*Goal*.
Retype all of the data exactly as given.

*Data extract*.
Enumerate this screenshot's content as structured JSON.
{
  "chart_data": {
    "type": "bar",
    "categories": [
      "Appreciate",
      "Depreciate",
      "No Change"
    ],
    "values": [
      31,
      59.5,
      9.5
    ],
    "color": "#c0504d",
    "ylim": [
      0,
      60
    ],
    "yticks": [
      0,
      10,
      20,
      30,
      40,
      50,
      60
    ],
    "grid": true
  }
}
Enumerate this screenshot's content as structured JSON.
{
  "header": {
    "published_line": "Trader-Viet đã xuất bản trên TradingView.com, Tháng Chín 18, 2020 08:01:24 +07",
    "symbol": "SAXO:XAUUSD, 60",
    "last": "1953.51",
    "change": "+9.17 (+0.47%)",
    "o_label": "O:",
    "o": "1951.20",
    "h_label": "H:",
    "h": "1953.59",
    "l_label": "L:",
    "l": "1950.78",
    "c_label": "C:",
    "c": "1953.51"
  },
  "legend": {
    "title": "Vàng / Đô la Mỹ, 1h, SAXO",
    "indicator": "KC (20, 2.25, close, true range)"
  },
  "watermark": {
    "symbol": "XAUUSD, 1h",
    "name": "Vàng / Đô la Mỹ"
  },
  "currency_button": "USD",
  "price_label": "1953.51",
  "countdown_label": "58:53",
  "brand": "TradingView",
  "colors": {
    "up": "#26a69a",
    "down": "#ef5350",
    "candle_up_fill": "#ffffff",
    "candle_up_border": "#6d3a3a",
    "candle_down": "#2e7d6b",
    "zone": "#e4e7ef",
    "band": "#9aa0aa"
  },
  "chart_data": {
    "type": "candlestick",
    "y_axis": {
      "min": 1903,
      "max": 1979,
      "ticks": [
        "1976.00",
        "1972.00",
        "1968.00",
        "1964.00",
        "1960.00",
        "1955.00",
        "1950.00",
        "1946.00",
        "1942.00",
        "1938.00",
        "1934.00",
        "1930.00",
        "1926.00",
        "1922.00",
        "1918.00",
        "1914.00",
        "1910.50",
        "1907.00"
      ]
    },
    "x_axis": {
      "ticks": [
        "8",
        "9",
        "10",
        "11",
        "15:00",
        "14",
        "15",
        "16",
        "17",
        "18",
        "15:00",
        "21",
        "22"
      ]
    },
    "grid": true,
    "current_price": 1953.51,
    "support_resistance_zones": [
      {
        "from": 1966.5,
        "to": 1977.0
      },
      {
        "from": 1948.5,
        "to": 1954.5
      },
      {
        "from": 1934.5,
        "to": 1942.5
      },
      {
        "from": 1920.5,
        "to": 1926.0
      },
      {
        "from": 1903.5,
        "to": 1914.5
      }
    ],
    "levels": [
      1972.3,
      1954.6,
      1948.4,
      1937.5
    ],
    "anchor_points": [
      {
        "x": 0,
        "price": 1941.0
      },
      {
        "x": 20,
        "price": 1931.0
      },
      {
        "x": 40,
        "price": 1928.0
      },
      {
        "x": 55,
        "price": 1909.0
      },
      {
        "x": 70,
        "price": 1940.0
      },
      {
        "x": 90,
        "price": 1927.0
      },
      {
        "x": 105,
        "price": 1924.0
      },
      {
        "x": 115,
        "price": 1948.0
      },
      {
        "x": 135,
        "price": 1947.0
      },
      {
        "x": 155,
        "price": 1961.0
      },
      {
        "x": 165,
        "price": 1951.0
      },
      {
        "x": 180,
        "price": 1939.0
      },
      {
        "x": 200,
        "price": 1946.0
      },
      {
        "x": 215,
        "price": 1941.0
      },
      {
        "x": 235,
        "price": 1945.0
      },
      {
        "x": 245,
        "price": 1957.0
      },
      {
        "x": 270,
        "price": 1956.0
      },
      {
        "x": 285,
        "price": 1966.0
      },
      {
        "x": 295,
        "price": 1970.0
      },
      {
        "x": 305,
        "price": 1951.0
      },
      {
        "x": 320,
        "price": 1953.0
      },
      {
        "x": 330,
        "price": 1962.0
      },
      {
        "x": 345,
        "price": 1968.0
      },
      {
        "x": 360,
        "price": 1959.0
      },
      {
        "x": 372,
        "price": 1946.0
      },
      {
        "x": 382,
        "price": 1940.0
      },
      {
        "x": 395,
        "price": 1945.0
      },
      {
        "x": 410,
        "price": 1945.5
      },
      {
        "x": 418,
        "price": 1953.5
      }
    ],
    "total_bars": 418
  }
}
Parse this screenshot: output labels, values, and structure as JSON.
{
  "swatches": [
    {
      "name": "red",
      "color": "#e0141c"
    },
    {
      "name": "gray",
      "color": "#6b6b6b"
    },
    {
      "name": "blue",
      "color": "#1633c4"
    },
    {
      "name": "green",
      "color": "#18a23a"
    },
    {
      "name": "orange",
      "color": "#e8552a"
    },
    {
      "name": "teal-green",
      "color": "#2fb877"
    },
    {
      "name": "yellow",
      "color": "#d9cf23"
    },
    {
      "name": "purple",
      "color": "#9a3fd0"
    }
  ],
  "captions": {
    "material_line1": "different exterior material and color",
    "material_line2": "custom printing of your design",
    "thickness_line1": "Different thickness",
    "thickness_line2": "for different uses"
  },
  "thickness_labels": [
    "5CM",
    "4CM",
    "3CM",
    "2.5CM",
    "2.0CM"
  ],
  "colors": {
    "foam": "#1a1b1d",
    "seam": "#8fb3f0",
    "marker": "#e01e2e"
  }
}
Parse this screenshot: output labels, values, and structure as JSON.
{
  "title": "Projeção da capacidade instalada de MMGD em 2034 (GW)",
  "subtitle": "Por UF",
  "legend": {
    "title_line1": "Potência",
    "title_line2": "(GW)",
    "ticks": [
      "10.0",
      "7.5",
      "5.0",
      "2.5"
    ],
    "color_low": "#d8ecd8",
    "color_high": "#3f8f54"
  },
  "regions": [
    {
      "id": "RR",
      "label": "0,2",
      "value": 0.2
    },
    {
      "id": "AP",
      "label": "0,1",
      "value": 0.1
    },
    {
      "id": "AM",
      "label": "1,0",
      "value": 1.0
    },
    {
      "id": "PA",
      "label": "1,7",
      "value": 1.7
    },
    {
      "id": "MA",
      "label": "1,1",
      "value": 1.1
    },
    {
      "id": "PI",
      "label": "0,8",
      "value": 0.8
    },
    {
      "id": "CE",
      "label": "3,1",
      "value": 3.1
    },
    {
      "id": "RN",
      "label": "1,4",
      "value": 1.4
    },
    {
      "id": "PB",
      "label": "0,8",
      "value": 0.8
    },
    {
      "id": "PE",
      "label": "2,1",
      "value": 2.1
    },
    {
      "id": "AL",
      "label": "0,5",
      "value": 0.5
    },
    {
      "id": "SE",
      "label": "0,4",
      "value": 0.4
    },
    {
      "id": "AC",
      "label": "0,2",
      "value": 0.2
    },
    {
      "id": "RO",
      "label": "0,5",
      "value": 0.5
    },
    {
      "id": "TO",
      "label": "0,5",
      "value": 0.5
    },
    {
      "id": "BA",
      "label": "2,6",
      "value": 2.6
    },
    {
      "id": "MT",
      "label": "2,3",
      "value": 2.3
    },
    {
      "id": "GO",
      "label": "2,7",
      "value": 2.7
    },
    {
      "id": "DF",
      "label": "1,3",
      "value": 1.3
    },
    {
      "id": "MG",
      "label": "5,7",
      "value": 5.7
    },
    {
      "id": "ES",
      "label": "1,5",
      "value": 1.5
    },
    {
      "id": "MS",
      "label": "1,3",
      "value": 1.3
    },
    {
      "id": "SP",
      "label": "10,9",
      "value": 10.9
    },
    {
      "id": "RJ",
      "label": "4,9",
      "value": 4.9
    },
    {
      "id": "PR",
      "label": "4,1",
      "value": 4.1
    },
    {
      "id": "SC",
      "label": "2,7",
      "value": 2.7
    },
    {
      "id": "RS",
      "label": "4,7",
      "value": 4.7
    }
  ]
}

*Exercise solution*.
Enumerate this screenshot's content as structured JSON.
{
  "chart_data": {
    "type": "bar",
    "categories": [
      "Appreciate",
      "Depreciate",
      "No Change"
    ],
    "values": [
      31,
      59.5,
      9.5
    ],
    "color": "#c0504d",
    "ylim": [
      0,
      60
    ],
    "yticks": [
      0,
      10,
      20,
      30,
      40,
      50,
      60
    ],
    "grid": true
  }
}
Enumerate this screenshot's content as structured JSON.
{
  "header": {
    "published_line": "Trader-Viet đã xuất bản trên TradingView.com, Tháng Chín 18, 2020 08:01:24 +07",
    "symbol": "SAXO:XAUUSD, 60",
    "last": "1953.51",
    "change": "+9.17 (+0.47%)",
    "o_label": "O:",
    "o": "1951.20",
    "h_label": "H:",
    "h": "1953.59",
    "l_label": "L:",
    "l": "1950.78",
    "c_label": "C:",
    "c": "1953.51"
  },
  "legend": {
    "title": "Vàng / Đô la Mỹ, 1h, SAXO",
    "indicator": "KC (20, 2.25, close, true range)"
  },
  "watermark": {
    "symbol": "XAUUSD, 1h",
    "name": "Vàng / Đô la Mỹ"
  },
  "currency_button": "USD",
  "price_label": "1953.51",
  "countdown_label": "58:53",
  "brand": "TradingView",
  "colors": {
    "up": "#26a69a",
    "down": "#ef5350",
    "candle_up_fill": "#ffffff",
    "candle_up_border": "#6d3a3a",
    "candle_down": "#2e7d6b",
    "zone": "#e4e7ef",
    "band": "#9aa0aa"
  },
  "chart_data": {
    "type": "candlestick",
    "y_axis": {
      "min": 1903,
      "max": 1979,
      "ticks": [
        "1976.00",
        "1972.00",
        "1968.00",
        "1964.00",
        "1960.00",
        "1955.00",
        "1950.00",
        "1946.00",
        "1942.00",
        "1938.00",
        "1934.00",
        "1930.00",
        "1926.00",
        "1922.00",
        "1918.00",
        "1914.00",
        "1910.50",
        "1907.00"
      ]
    },
    "x_axis": {
      "ticks": [
        "8",
        "9",
        "10",
        "11",
        "15:00",
        "14",
        "15",
        "16",
        "17",
        "18",
        "15:00",
        "21",
        "22"
      ]
    },
    "grid": true,
    "current_price": 1953.51,
    "support_resistance_zones": [
      {
        "from": 1966.5,
        "to": 1977.0
      },
      {
        "from": 1948.5,
        "to": 1954.5
      },
      {
        "from": 1934.5,
        "to": 1942.5
      },
      {
        "from": 1920.5,
        "to": 1926.0
      },
      {
        "from": 1903.5,
        "to": 1914.5
      }
    ],
    "levels": [
      1972.3,
      1954.6,
      1948.4,
      1937.5
    ],
    "anchor_points": [
      {
        "x": 0,
        "price": 1941.0
      },
      {
        "x": 20,
        "price": 1931.0
      },
      {
        "x": 40,
        "price": 1928.0
      },
      {
        "x": 55,
        "price": 1909.0
      },
      {
        "x": 70,
        "price": 1940.0
      },
      {
        "x": 90,
        "price": 1927.0
      },
      {
        "x": 105,
        "price": 1924.0
      },
      {
        "x": 115,
        "price": 1948.0
      },
      {
        "x": 135,
        "price": 1947.0
      },
      {
        "x": 155,
        "price": 1961.0
      },
      {
        "x": 165,
        "price": 1951.0
      },
      {
        "x": 180,
        "price": 1939.0
      },
      {
        "x": 200,
        "price": 1946.0
      },
      {
        "x": 215,
        "price": 1941.0
      },
      {
        "x": 235,
        "price": 1945.0
      },
      {
        "x": 245,
        "price": 1957.0
      },
      {
        "x": 270,
        "price": 1956.0
      },
      {
        "x": 285,
        "price": 1966.0
      },
      {
        "x": 295,
        "price": 1970.0
      },
      {
        "x": 305,
        "price": 1951.0
      },
      {
        "x": 320,
        "price": 1953.0
      },
      {
        "x": 330,
        "price": 1962.0
      },
      {
        "x": 345,
        "price": 1968.0
      },
      {
        "x": 360,
        "price": 1959.0
      },
      {
        "x": 372,
        "price": 1946.0
      },
      {
        "x": 382,
        "price": 1940.0
      },
      {
        "x": 395,
        "price": 1945.0
      },
      {
        "x": 410,
        "price": 1945.5
      },
      {
        "x": 418,
        "price": 1953.5
      }
    ],
    "total_bars": 418
  }
}
Parse this screenshot: output labels, values, and structure as JSON.
{
  "swatches": [
    {
      "name": "red",
      "color": "#e0141c"
    },
    {
      "name": "gray",
      "color": "#6b6b6b"
    },
    {
      "name": "blue",
      "color": "#1633c4"
    },
    {
      "name": "green",
      "color": "#18a23a"
    },
    {
      "name": "orange",
      "color": "#e8552a"
    },
    {
      "name": "teal-green",
      "color": "#2fb877"
    },
    {
      "name": "yellow",
      "color": "#d9cf23"
    },
    {
      "name": "purple",
      "color": "#9a3fd0"
    }
  ],
  "captions": {
    "material_line1": "different exterior material and color",
    "material_line2": "custom printing of your design",
    "thickness_line1": "Different thickness",
    "thickness_line2": "for different uses"
  },
  "thickness_labels": [
    "5CM",
    "4CM",
    "3CM",
    "2.5CM",
    "2.0CM"
  ],
  "colors": {
    "foam": "#1a1b1d",
    "seam": "#8fb3f0",
    "marker": "#e01e2e"
  }
}
Parse this screenshot: output labels, values, and structure as JSON.
{
  "title": "Projeção da capacidade instalada de MMGD em 2034 (GW)",
  "subtitle": "Por UF",
  "legend": {
    "title_line1": "Potência",
    "title_line2": "(GW)",
    "ticks": [
      "10.0",
      "7.5",
      "5.0",
      "2.5"
    ],
    "color_low": "#d8ecd8",
    "color_high": "#3f8f54"
  },
  "regions": [
    {
      "id": "RR",
      "label": "0,2",
      "value": 0.2
    },
    {
      "id": "AP",
      "label": "0,1",
      "value": 0.1
    },
    {
      "id": "AM",
      "label": "1,0",
      "value": 1.0
    },
    {
      "id": "PA",
      "label": "1,7",
      "value": 1.7
    },
    {
      "id": "MA",
      "label": "1,1",
      "value": 1.1
    },
    {
      "id": "PI",
      "label": "0,8",
      "value": 0.8
    },
    {
      "id": "CE",
      "label": "3,1",
      "value": 3.1
    },
    {
      "id": "RN",
      "label": "1,4",
      "value": 1.4
    },
    {
      "id": "PB",
      "label": "0,8",
      "value": 0.8
    },
    {
      "id": "PE",
      "label": "2,1",
      "value": 2.1
    },
    {
      "id": "AL",
      "label": "0,5",
      "value": 0.5
    },
    {
      "id": "SE",
      "label": "0,4",
      "value": 0.4
    },
    {
      "id": "AC",
      "label": "0,2",
      "value": 0.2
    },
    {
      "id": "RO",
      "label": "0,5",
      "value": 0.5
    },
    {
      "id": "TO",
      "label": "0,5",
      "value": 0.5
    },
    {
      "id": "BA",
      "label": "2,6",
      "value": 2.6
    },
    {
      "id": "MT",
      "label": "2,3",
      "value": 2.3
    },
    {
      "id": "GO",
      "label": "2,7",
      "value": 2.7
    },
    {
      "id": "DF",
      "label": "1,3",
      "value": 1.3
    },
    {
      "id": "MG",
      "label": "5,7",
      "value": 5.7
    },
    {
      "id": "ES",
      "label": "1,5",
      "value": 1.5
    },
    {
      "id": "MS",
      "label": "1,3",
      "value": 1.3
    },
    {
      "id": "SP",
      "label": "10,9",
      "value": 10.9
    },
    {
      "id": "RJ",
      "label": "4,9",
      "value": 4.9
    },
    {
      "id": "PR",
      "label": "4,1",
      "value": 4.1
    },
    {
      "id": "SC",
      "label": "2,7",
      "value": 2.7
    },
    {
      "id": "RS",
      "label": "4,7",
      "value": 4.7
    }
  ]
}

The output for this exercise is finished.